# WHAT IS NEEDED
Show every line of the listing below that contains the string "คำขอท".

# EXTRACTED MATERIAL
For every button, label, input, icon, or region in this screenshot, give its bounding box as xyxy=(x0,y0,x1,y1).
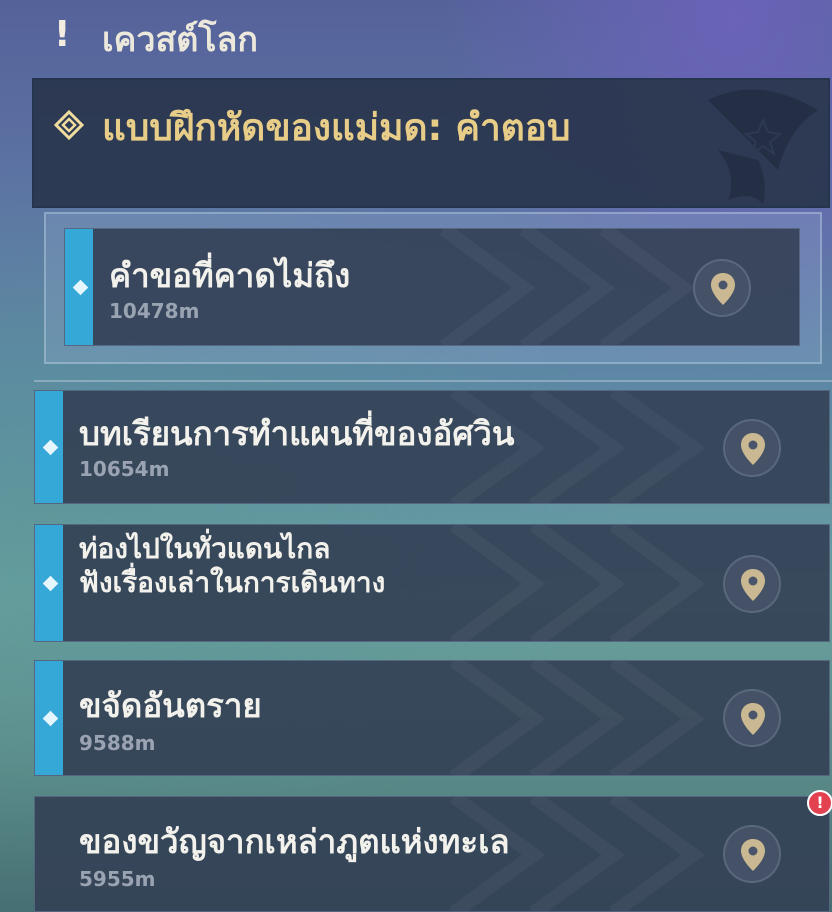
parent-quest-title: แบบฝึกหัดของแม่มด: คำตอบ xyxy=(102,106,571,149)
divider xyxy=(34,380,832,382)
map-pin-icon xyxy=(711,273,735,305)
parent-quest-header[interactable]: แบบฝึกหัดของแม่มด: คำตอบ xyxy=(32,78,830,208)
quest-title-line-2: ฟังเรื่องเล่าในการเดินทาง xyxy=(79,566,386,599)
quest-title: ของขวัญจากเหล่าภูตแห่งทะเล xyxy=(79,822,510,861)
track-quest-button[interactable] xyxy=(723,689,781,747)
world-quest-header: ! เควสต์โลก xyxy=(0,0,832,72)
quest-title-line-1: ท่องไปในทั่วแดนไกล xyxy=(79,532,331,565)
track-quest-button[interactable] xyxy=(723,419,781,477)
map-pin-icon xyxy=(741,839,765,871)
quest-title: ขจัดอันตราย xyxy=(79,686,262,725)
header-title: เควสต์โลก xyxy=(102,20,258,60)
quest-item-eliminate-danger[interactable]: ขจัดอันตราย 9588m xyxy=(34,660,830,776)
map-pin-icon xyxy=(741,703,765,735)
alert-badge-icon: ! xyxy=(807,790,832,816)
track-quest-button[interactable] xyxy=(723,555,781,613)
track-quest-button[interactable] xyxy=(693,259,751,317)
track-quest-button[interactable] xyxy=(723,825,781,883)
quest-distance: 5955m xyxy=(79,867,156,891)
quest-distance: 10654m xyxy=(79,457,170,481)
quest-item-knight-mapping-lesson[interactable]: บทเรียนการทำแผนที่ของอัศวิน 10654m xyxy=(34,390,830,504)
exclamation-icon: ! xyxy=(54,14,71,55)
quest-title: บทเรียนการทำแผนที่ของอัศวิน xyxy=(79,414,515,453)
quest-distance: 10478m xyxy=(109,299,200,323)
witch-hat-emblem xyxy=(708,89,818,205)
quest-item-travel-far-lands[interactable]: ท่องไปในทั่วแดนไกล ฟังเรื่องเล่าในการเดิ… xyxy=(34,524,830,642)
quest-item-unexpected-request[interactable]: คำขอที่คาดไม่ถึง 10478m xyxy=(64,228,800,346)
map-pin-icon xyxy=(741,569,765,601)
map-pin-icon xyxy=(741,433,765,465)
quest-diamond-icon xyxy=(54,110,84,140)
quest-title: คำขอที่คาดไม่ถึง xyxy=(109,256,351,295)
quest-distance: 9588m xyxy=(79,731,156,755)
quest-item-gifts-from-sea-spirits[interactable]: ของขวัญจากเหล่าภูตแห่งทะเล 5955m xyxy=(34,796,830,912)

# FULL SOLUTION
quest-item-unexpected-request[interactable]: คำขอที่คาดไม่ถึง 10478m xyxy=(64,228,800,346)
quest-title: คำขอที่คาดไม่ถึง xyxy=(109,256,351,295)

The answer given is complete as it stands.